Collected data entries:
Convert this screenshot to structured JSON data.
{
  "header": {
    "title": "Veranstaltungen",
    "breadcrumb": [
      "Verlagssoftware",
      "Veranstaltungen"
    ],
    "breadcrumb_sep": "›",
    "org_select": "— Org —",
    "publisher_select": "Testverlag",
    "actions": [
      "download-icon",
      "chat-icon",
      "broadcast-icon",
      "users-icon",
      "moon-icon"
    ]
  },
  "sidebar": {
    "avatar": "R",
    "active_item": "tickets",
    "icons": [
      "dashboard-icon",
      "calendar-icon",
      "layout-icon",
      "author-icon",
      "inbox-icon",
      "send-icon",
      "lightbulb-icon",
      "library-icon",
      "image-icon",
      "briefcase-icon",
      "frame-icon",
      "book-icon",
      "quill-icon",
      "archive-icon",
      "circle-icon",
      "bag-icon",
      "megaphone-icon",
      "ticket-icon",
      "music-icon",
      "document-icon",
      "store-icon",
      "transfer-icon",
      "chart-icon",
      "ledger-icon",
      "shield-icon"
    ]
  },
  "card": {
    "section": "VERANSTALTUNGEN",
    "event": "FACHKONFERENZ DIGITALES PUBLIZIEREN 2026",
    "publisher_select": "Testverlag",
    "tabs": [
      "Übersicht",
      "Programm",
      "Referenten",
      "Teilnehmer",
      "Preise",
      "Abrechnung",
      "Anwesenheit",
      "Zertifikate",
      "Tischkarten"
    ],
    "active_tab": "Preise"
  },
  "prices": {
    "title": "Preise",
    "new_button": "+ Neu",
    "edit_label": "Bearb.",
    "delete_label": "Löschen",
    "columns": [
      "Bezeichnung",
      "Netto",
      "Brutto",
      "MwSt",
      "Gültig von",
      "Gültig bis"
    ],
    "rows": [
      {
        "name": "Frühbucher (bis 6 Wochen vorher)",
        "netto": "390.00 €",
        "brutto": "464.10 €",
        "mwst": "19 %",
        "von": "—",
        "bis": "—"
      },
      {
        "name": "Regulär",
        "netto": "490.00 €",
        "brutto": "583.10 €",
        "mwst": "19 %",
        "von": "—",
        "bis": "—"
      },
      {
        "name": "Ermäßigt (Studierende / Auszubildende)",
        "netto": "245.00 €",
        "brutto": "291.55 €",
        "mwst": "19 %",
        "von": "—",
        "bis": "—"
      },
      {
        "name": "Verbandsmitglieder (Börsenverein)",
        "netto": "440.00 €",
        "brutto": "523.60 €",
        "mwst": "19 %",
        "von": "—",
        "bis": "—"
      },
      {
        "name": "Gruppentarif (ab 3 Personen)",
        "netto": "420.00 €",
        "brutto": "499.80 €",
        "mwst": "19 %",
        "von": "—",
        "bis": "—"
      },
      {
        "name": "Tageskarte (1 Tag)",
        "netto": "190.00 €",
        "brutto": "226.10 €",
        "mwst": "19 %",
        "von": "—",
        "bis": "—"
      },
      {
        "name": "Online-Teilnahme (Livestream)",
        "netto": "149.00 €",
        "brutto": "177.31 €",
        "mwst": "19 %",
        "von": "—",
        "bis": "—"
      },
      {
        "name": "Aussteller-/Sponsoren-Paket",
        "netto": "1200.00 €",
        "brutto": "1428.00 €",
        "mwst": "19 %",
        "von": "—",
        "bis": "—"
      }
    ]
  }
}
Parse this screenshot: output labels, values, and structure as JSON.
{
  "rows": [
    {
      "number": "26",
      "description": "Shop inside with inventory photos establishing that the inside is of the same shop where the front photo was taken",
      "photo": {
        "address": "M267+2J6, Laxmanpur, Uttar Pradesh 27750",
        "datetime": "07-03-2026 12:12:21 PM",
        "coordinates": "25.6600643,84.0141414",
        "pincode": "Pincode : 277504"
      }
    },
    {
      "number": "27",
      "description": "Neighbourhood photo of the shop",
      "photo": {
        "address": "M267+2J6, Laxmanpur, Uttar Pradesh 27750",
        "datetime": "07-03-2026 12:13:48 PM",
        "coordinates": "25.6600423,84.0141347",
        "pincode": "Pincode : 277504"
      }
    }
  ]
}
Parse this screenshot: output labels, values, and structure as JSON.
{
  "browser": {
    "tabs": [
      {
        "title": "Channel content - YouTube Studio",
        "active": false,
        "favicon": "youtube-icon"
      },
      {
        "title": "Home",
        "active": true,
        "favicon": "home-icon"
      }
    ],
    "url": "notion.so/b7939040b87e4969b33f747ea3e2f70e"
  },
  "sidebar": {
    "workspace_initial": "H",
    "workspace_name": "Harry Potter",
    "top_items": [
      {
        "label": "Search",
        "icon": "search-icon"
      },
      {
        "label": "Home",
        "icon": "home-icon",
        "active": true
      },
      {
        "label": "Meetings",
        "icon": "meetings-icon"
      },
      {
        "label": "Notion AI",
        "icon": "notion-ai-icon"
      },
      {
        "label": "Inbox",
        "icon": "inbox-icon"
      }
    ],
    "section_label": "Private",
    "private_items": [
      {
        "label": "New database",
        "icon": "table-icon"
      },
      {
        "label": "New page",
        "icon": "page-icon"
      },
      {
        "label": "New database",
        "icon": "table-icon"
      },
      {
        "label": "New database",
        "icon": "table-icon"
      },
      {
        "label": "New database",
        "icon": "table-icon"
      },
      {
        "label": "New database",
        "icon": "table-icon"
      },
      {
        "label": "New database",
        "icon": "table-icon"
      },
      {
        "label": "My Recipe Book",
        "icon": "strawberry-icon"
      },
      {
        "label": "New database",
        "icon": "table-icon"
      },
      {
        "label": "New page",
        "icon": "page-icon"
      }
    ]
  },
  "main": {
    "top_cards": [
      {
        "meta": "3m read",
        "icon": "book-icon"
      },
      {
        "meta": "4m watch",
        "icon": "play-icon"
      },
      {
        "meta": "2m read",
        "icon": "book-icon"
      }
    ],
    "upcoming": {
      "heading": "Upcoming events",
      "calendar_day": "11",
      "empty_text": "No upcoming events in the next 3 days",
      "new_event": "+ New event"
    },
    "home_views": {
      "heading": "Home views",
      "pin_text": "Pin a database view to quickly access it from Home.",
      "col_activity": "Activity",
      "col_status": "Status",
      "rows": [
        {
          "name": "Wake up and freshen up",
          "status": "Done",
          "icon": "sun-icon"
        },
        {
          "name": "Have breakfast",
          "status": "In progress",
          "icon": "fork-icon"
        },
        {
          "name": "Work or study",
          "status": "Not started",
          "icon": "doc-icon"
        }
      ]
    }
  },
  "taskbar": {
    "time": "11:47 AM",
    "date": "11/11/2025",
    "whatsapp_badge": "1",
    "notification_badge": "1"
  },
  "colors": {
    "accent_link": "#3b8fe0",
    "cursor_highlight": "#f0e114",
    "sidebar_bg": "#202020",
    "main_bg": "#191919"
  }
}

* **CHALLENGE**:
Out of the material above, gather each line where "favicon" appears.

* **FULL SOLUTION**:
        "favicon": "youtube-icon"
        "favicon": "home-icon"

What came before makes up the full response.